Copy each line of the entries that contains the word "JSON".

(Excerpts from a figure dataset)

** BEGIN **

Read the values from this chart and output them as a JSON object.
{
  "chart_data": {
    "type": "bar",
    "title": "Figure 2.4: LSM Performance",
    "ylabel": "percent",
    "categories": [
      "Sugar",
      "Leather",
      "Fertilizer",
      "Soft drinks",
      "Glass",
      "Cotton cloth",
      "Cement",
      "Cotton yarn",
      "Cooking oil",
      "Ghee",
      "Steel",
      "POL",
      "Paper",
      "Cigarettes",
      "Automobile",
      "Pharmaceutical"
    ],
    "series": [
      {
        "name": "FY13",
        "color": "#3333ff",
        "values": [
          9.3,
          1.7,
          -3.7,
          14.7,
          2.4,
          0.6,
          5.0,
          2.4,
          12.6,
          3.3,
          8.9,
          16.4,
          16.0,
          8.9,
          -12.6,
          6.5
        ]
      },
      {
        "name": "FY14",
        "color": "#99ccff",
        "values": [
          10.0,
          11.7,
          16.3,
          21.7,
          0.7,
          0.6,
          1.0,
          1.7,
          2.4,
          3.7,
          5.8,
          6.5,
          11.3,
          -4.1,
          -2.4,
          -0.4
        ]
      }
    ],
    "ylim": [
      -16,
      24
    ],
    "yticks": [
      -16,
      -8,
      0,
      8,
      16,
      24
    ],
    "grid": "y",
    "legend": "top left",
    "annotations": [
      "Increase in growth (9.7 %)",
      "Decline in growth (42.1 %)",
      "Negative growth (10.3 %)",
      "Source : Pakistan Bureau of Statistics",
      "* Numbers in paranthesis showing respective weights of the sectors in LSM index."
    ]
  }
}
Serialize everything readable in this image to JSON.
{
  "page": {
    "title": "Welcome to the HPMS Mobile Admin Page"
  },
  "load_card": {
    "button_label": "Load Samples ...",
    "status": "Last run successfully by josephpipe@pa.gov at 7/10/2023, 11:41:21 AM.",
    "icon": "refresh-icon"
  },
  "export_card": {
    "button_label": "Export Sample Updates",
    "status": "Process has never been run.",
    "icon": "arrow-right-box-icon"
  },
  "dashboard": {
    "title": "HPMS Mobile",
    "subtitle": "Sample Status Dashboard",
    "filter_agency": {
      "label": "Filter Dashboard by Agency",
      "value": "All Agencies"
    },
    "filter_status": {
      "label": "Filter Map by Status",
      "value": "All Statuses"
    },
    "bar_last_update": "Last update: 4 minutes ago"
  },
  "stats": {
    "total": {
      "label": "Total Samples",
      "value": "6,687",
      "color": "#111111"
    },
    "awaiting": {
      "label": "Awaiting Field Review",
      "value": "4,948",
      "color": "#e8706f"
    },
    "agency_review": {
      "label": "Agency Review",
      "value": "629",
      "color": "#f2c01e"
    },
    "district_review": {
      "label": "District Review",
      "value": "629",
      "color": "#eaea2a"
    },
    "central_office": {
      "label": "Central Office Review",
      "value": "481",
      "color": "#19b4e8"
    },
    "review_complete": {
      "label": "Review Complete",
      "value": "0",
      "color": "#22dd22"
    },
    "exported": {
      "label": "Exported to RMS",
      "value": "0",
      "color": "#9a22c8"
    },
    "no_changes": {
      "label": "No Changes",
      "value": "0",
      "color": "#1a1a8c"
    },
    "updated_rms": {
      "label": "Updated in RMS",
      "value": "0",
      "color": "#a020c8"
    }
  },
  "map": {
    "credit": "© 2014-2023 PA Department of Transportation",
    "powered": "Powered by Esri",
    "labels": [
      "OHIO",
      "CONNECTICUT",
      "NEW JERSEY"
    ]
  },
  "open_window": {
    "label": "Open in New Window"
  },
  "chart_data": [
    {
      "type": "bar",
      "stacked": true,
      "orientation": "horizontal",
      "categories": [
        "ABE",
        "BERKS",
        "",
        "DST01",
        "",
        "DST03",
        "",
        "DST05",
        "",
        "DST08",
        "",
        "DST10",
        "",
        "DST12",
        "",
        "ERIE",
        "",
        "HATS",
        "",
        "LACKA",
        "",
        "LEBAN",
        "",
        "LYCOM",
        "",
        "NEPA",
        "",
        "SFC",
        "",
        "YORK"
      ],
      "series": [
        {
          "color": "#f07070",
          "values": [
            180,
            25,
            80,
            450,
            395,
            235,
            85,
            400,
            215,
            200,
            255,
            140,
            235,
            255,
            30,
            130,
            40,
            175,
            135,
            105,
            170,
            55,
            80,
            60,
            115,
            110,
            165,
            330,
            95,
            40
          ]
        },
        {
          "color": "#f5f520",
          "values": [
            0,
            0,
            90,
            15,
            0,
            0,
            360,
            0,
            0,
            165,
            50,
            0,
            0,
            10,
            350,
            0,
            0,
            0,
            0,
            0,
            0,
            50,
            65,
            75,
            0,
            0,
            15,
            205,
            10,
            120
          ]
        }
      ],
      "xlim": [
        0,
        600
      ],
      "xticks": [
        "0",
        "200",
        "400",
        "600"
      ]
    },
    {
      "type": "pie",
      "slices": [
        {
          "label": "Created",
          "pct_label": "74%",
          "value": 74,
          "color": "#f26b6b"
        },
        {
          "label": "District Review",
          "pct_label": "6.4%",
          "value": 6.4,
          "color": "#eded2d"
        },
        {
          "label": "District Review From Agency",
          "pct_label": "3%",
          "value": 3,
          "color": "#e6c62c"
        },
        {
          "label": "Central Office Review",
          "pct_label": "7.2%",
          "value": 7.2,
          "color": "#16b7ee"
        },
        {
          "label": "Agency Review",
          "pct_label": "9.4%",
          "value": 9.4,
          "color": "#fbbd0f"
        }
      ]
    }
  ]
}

** END **

COMPLETE OUTPUT:
Read the values from this chart and output them as a JSON object.
Serialize everything readable in this image to JSON.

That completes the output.